- **PROBLEM TO SOLVE**: Without including any pictures, copy each entry below exactly.

- **SOURCE MATERIAL**:
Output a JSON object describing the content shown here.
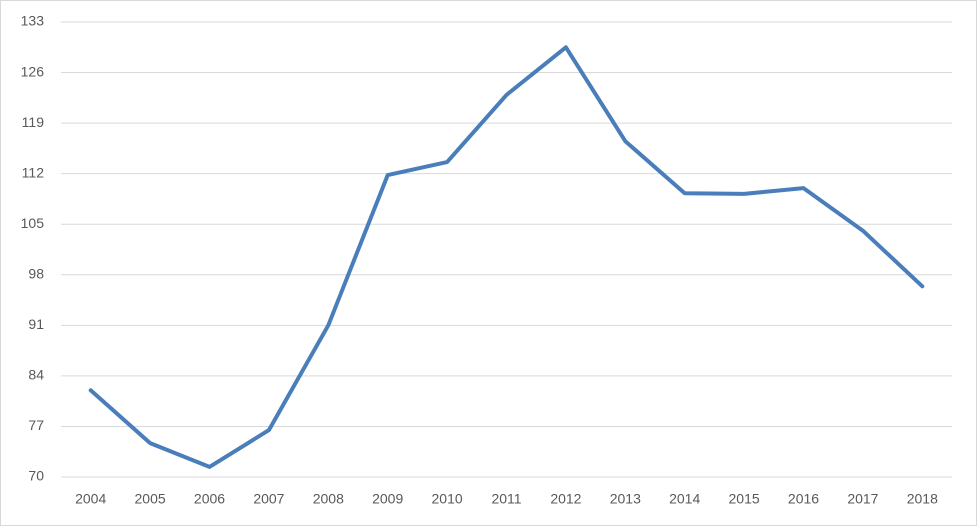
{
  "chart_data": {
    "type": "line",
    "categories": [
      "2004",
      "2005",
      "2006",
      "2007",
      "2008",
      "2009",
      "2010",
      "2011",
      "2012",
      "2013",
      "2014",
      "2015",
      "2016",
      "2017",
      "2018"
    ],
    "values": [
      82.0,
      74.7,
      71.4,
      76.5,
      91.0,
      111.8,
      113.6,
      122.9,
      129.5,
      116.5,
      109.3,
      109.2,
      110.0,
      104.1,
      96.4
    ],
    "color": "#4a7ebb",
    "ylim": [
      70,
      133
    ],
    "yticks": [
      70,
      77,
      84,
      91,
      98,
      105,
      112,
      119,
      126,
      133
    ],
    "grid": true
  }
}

- **EXPECTED ANSWER**:
Output a JSON object describing the content shown here.
{
  "chart_data": {
    "type": "line",
    "categories": [
      "2004",
      "2005",
      "2006",
      "2007",
      "2008",
      "2009",
      "2010",
      "2011",
      "2012",
      "2013",
      "2014",
      "2015",
      "2016",
      "2017",
      "2018"
    ],
    "values": [
      82.0,
      74.7,
      71.4,
      76.5,
      91.0,
      111.8,
      113.6,
      122.9,
      129.5,
      116.5,
      109.3,
      109.2,
      110.0,
      104.1,
      96.4
    ],
    "color": "#4a7ebb",
    "ylim": [
      70,
      133
    ],
    "yticks": [
      70,
      77,
      84,
      91,
      98,
      105,
      112,
      119,
      126,
      133
    ],
    "grid": true
  }
}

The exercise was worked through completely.